*** Material ***

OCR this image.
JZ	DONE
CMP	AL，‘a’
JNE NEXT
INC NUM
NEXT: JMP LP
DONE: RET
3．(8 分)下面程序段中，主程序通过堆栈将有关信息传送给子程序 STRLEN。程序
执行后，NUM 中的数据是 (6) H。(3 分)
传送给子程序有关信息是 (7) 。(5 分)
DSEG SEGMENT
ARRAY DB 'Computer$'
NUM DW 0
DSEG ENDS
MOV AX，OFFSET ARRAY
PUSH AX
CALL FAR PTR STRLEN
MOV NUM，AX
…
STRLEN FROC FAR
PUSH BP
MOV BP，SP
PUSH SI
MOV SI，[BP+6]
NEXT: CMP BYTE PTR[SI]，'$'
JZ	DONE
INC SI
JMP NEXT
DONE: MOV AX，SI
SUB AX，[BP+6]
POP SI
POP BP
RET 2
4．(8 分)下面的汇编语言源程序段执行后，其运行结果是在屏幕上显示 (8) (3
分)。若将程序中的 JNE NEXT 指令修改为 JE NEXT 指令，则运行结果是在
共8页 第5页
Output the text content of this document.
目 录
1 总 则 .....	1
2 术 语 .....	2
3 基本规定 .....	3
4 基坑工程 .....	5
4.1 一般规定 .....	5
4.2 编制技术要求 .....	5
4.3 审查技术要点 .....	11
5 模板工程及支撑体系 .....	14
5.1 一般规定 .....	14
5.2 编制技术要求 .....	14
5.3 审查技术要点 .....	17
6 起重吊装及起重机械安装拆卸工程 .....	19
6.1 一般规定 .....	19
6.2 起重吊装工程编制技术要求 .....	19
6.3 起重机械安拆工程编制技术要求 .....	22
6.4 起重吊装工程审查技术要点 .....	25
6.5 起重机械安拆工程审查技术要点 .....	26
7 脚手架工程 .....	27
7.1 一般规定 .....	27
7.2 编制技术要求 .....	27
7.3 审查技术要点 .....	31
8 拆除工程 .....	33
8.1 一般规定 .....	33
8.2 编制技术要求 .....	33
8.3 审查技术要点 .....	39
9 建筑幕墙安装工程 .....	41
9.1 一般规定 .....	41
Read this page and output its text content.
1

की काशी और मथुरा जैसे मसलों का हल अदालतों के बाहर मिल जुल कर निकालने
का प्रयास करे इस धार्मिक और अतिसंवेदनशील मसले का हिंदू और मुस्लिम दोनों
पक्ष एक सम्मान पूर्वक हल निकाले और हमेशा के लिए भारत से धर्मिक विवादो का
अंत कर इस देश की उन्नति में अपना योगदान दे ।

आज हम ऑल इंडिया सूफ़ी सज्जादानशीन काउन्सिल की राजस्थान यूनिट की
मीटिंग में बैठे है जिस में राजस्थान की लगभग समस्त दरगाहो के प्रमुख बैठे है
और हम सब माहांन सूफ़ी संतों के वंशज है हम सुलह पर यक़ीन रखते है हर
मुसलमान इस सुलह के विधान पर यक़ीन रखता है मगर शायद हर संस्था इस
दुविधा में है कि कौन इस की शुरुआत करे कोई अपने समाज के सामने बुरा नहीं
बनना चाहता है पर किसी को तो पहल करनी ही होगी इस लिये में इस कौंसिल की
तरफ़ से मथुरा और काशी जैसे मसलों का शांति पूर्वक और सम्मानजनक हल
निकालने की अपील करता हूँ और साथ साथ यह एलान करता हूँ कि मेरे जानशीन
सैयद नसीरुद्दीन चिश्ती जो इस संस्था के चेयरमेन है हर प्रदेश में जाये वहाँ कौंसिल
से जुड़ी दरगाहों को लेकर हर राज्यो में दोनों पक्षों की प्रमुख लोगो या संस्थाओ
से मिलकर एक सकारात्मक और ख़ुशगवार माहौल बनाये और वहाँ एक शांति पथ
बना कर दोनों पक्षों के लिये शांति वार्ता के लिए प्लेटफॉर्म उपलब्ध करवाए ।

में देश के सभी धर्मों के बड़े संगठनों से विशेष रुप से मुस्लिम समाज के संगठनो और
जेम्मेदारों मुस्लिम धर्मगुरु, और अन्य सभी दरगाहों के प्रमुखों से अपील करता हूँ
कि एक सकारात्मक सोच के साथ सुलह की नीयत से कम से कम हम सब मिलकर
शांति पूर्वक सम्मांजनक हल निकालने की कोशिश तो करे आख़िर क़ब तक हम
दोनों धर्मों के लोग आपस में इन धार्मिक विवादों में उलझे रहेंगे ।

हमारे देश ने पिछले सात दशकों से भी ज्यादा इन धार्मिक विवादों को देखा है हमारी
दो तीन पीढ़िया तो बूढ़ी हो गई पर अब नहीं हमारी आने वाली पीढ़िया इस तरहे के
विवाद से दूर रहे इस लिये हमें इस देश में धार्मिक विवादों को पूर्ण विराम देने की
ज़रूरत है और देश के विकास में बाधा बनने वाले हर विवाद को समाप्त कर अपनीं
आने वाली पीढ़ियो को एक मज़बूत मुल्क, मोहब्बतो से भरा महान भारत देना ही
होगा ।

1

***

■ **What the exercise asks**: Without leaving anything out, give the entries again exactly.

■ **Full answer**:
OCR this image.
JZ	DONE
CMP	AL，‘a’
JNE NEXT
INC NUM
NEXT: JMP LP
DONE: RET
3．(8 分)下面程序段中，主程序通过堆栈将有关信息传送给子程序 STRLEN。程序
执行后，NUM 中的数据是 (6) H。(3 分)
传送给子程序有关信息是 (7) 。(5 分)
DSEG SEGMENT
ARRAY DB 'Computer$'
NUM DW 0
DSEG ENDS
MOV AX，OFFSET ARRAY
PUSH AX
CALL FAR PTR STRLEN
MOV NUM，AX
…
STRLEN FROC FAR
PUSH BP
MOV BP，SP
PUSH SI
MOV SI，[BP+6]
NEXT: CMP BYTE PTR[SI]，'$'
JZ	DONE
INC SI
JMP NEXT
DONE: MOV AX，SI
SUB AX，[BP+6]
POP SI
POP BP
RET 2
4．(8 分)下面的汇编语言源程序段执行后，其运行结果是在屏幕上显示 (8) (3
分)。若将程序中的 JNE NEXT 指令修改为 JE NEXT 指令，则运行结果是在
共8页 第5页
Output the text content of this document.
目 录
1 总 则 .....	1
2 术 语 .....	2
3 基本规定 .....	3
4 基坑工程 .....	5
4.1 一般规定 .....	5
4.2 编制技术要求 .....	5
4.3 审查技术要点 .....	11
5 模板工程及支撑体系 .....	14
5.1 一般规定 .....	14
5.2 编制技术要求 .....	14
5.3 审查技术要点 .....	17
6 起重吊装及起重机械安装拆卸工程 .....	19
6.1 一般规定 .....	19
6.2 起重吊装工程编制技术要求 .....	19
6.3 起重机械安拆工程编制技术要求 .....	22
6.4 起重吊装工程审查技术要点 .....	25
6.5 起重机械安拆工程审查技术要点 .....	26
7 脚手架工程 .....	27
7.1 一般规定 .....	27
7.2 编制技术要求 .....	27
7.3 审查技术要点 .....	31
8 拆除工程 .....	33
8.1 一般规定 .....	33
8.2 编制技术要求 .....	33
8.3 审查技术要点 .....	39
9 建筑幕墙安装工程 .....	41
9.1 一般规定 .....	41
Read this page and output its text content.
1

की काशी और मथुरा जैसे मसलों का हल अदालतों के बाहर मिल जुल कर निकालने
का प्रयास करे इस धार्मिक और अतिसंवेदनशील मसले का हिंदू और मुस्लिम दोनों
पक्ष एक सम्मान पूर्वक हल निकाले और हमेशा के लिए भारत से धर्मिक विवादो का
अंत कर इस देश की उन्नति में अपना योगदान दे ।

आज हम ऑल इंडिया सूफ़ी सज्जादानशीन काउन्सिल की राजस्थान यूनिट की
मीटिंग में बैठे है जिस में राजस्थान की लगभग समस्त दरगाहो के प्रमुख बैठे है
और हम सब माहांन सूफ़ी संतों के वंशज है हम सुलह पर यक़ीन रखते है हर
मुसलमान इस सुलह के विधान पर यक़ीन रखता है मगर शायद हर संस्था इस
दुविधा में है कि कौन इस की शुरुआत करे कोई अपने समाज के सामने बुरा नहीं
बनना चाहता है पर किसी को तो पहल करनी ही होगी इस लिये में इस कौंसिल की
तरफ़ से मथुरा और काशी जैसे मसलों का शांति पूर्वक और सम्मानजनक हल
निकालने की अपील करता हूँ और साथ साथ यह एलान करता हूँ कि मेरे जानशीन
सैयद नसीरुद्दीन चिश्ती जो इस संस्था के चेयरमेन है हर प्रदेश में जाये वहाँ कौंसिल
से जुड़ी दरगाहों को लेकर हर राज्यो में दोनों पक्षों की प्रमुख लोगो या संस्थाओ
से मिलकर एक सकारात्मक और ख़ुशगवार माहौल बनाये और वहाँ एक शांति पथ
बना कर दोनों पक्षों के लिये शांति वार्ता के लिए प्लेटफॉर्म उपलब्ध करवाए ।

में देश के सभी धर्मों के बड़े संगठनों से विशेष रुप से मुस्लिम समाज के संगठनो और
जेम्मेदारों मुस्लिम धर्मगुरु, और अन्य सभी दरगाहों के प्रमुखों से अपील करता हूँ
कि एक सकारात्मक सोच के साथ सुलह की नीयत से कम से कम हम सब मिलकर
शांति पूर्वक सम्मांजनक हल निकालने की कोशिश तो करे आख़िर क़ब तक हम
दोनों धर्मों के लोग आपस में इन धार्मिक विवादों में उलझे रहेंगे ।

हमारे देश ने पिछले सात दशकों से भी ज्यादा इन धार्मिक विवादों को देखा है हमारी
दो तीन पीढ़िया तो बूढ़ी हो गई पर अब नहीं हमारी आने वाली पीढ़िया इस तरहे के
विवाद से दूर रहे इस लिये हमें इस देश में धार्मिक विवादों को पूर्ण विराम देने की
ज़रूरत है और देश के विकास में बाधा बनने वाले हर विवाद को समाप्त कर अपनीं
आने वाली पीढ़ियो को एक मज़बूत मुल्क, मोहब्बतो से भरा महान भारत देना ही
होगा ।

1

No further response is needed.